• Page
************

= Culture of Rajasthan =

Culture and traditions of Rajasthan

Rajasthan on a map of India

Rajasthan, the largest territorial state in India, is known for its rich cultural heritage, vibrant traditions, and historical significance. Rajasthani culture, which developed over the past millennia, is a blend of various elements, including music, dance, cuisine, festivals, art, and architecture.

More than 74.9% of the population of Rajasthan is vegetarian, making it the Indian state with the highest percentage of vegetarians.

==Music and dance==

Rajasthani folk music is an integral part of the state’s cultural identity. It is characterized by its soulful melodies and traditional instruments, such as the dholak, sitar, sarangi, and harmonium. Folk songs often narrate tales of heroism, love, and devotion. The Manganiyars and Langas are two prominent communities known for their musical traditions. Their performances, which include ragas and devotional songs, are an essential part of Rajasthani culture.

=== Instruments ===

- Sarangi: A bowed string instrument, the sarangi is known for its deep, resonant sound and is often used to accompany vocal performances.
- Dholak: A two-headed drum, the dholak is a staple in Rajasthani folk music, providing rhythmic accompaniment.
- Algoza: A double-flute instrument, the algoza is played by blowing into both flutes simultaneously, creating a harmonious sound.

=== Folk Dance ===

- Ghoomar: Originated from Marwar region, Ghoomar is a traditional dance performed by women. It involves graceful movements and twirling in colorful ghagras (skirts).
- Kalbeliya: Performed by the Kalbeliya community, this dance is known for its energetic and acrobatic movements. It has gained international recognition for its unique style.
- Bhavai: This dance involves balancing multiple pots on the head while performing intricate steps. It showcases the skill and balance of the performers.
- Chari: In this dance, women balance brass pots with lit lamps on their heads, creating a mesmerizing visual effect.

==Kathputli/Puppetry culture ==

Kathputli is a traditional string puppet performance, which is native to Rajasthan, and is a key feature of village fairs, religious festivals and social gatherings in Rajasthan. Mentions of Kathputli have been found in Rajasthani folk tales, ballads and even folk songs. Similar rod puppets can be also found in West Bengal.

************

• Exercise task 1
Copy out the records word for word, from the line containing "Where is each" through the line containing "instruction-text: buzzer will", with both of those lines included. Leave out the pictures.

• Input for this task
************

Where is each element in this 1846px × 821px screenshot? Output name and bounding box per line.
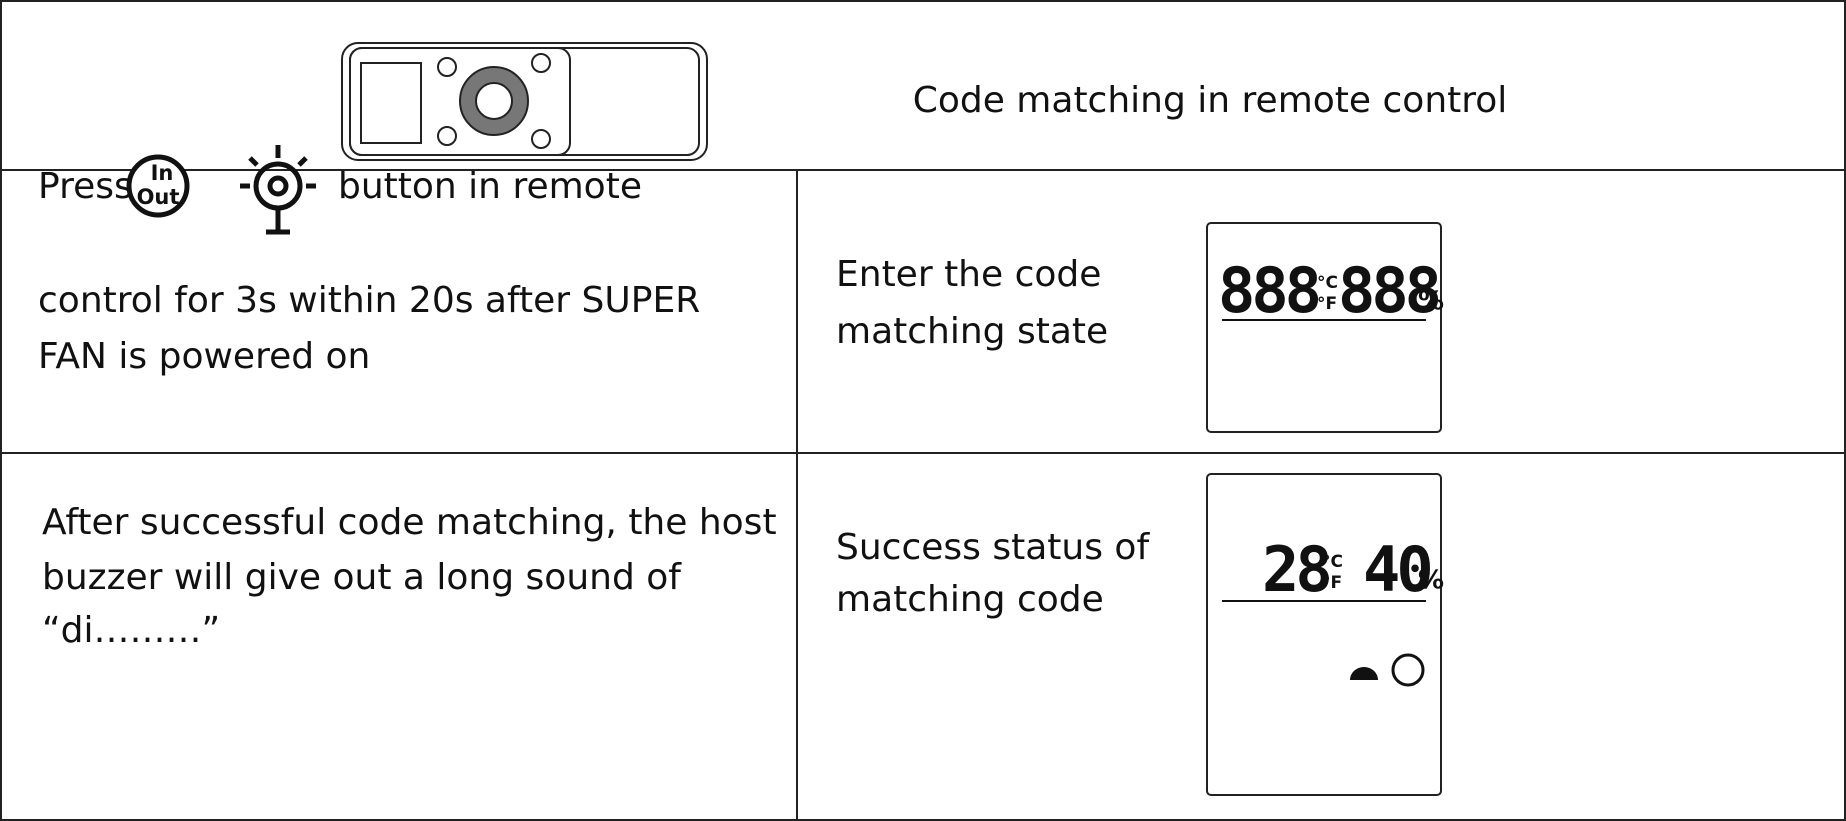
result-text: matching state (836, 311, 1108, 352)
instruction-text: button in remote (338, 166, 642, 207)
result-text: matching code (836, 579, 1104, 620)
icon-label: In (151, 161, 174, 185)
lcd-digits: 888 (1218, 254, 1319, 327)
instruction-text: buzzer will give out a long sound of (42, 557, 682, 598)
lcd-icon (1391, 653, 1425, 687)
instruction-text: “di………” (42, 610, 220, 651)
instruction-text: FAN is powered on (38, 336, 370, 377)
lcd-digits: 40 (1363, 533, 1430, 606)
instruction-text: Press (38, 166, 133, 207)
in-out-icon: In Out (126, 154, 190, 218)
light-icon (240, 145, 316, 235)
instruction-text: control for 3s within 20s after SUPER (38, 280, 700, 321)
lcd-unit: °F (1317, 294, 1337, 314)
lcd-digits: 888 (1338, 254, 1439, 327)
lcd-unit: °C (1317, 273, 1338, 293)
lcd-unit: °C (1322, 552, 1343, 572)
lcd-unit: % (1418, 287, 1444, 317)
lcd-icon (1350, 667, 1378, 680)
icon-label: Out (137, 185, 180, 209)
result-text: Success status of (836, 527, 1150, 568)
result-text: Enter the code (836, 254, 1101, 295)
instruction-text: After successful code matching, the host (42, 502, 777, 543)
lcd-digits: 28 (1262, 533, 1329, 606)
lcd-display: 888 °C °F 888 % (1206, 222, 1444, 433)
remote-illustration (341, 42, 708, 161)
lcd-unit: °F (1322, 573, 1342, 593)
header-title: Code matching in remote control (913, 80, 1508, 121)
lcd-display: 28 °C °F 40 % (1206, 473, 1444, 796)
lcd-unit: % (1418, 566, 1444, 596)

************

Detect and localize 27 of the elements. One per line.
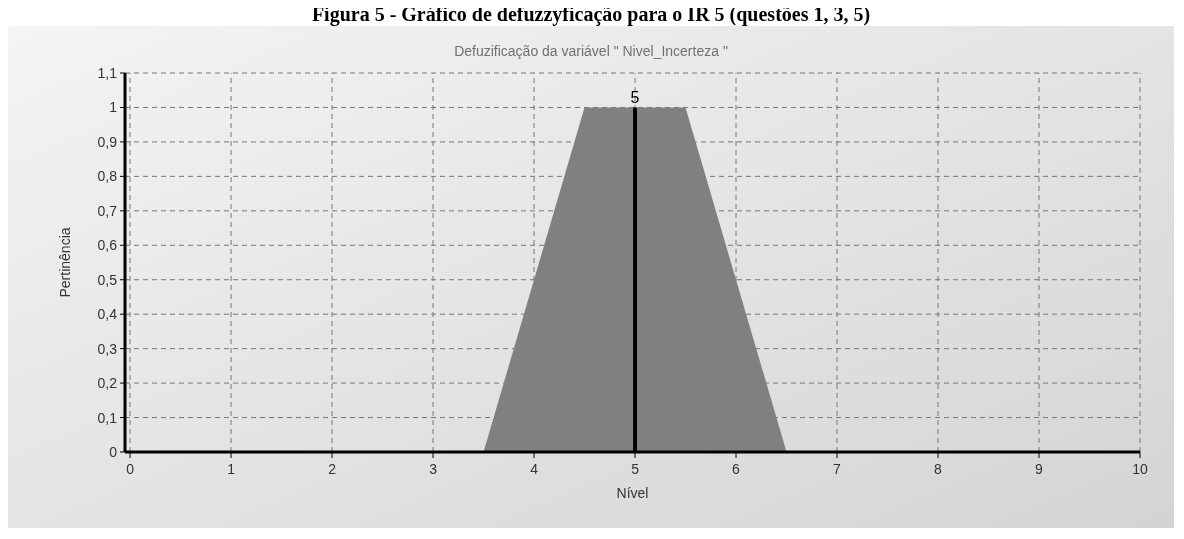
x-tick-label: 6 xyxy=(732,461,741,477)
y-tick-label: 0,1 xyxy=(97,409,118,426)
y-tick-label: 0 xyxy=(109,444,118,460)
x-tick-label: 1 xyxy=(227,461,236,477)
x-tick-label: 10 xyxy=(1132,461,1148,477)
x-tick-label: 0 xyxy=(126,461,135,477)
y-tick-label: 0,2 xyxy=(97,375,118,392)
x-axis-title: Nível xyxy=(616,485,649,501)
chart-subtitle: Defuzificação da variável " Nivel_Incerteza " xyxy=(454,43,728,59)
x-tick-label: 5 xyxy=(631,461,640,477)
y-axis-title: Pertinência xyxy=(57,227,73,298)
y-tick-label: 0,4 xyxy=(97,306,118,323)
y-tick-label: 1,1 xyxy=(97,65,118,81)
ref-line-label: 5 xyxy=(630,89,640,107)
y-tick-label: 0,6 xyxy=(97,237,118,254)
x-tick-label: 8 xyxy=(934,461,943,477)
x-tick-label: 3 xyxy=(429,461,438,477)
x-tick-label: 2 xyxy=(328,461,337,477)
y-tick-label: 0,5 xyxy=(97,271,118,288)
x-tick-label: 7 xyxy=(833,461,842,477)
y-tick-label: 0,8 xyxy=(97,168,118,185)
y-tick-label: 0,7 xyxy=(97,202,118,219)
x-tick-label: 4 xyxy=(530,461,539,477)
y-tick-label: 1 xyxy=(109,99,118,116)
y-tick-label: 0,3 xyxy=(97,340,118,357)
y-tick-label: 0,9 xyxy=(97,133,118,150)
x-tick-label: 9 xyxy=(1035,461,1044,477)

************

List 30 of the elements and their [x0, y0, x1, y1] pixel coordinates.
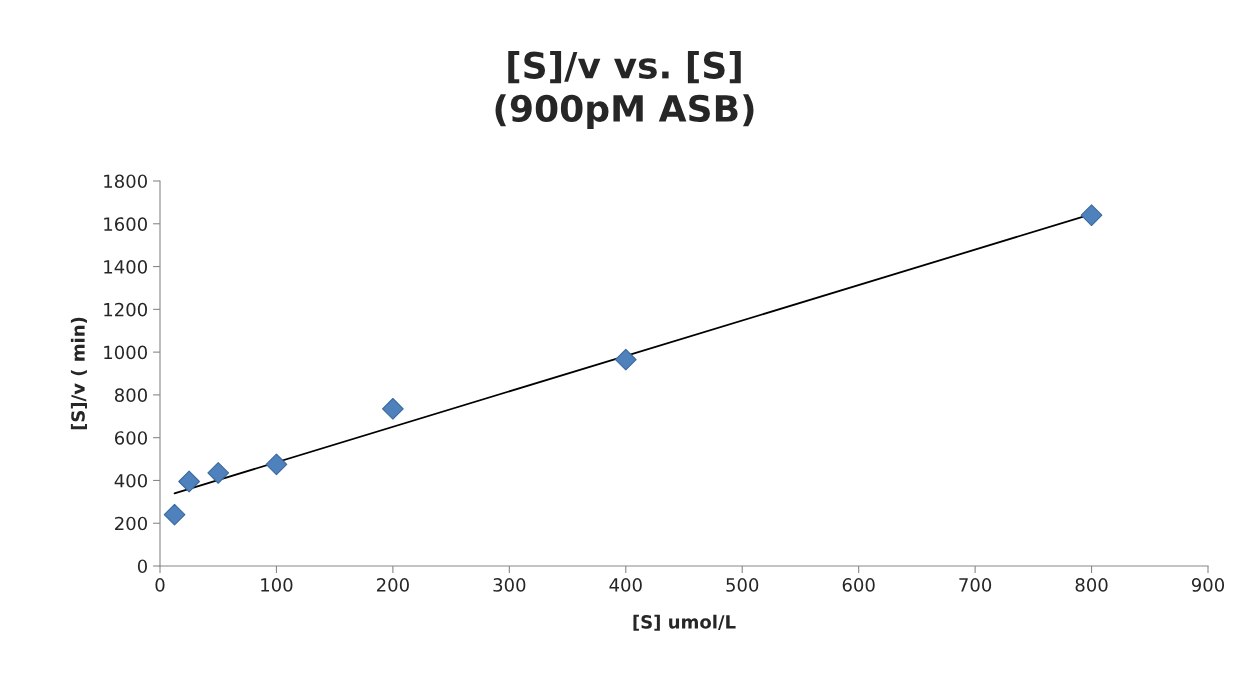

************

• Exercise task 2
According to the page on the culture of Rajasthan, which two communities are known for their musical traditions?

• Correct answer 1
Where is each element in this 1846px × 821px screenshot? Output name and bounding box per line.
result-text: matching state (836, 311, 1108, 352)
instruction-text: button in remote (338, 166, 642, 207)
result-text: matching code (836, 579, 1104, 620)
icon-label: In (151, 161, 174, 185)
lcd-digits: 888 (1218, 254, 1319, 327)
instruction-text: buzzer will give out a long sound of (42, 557, 682, 598)

• Correct answer 2
The Manganiyars and the Langas.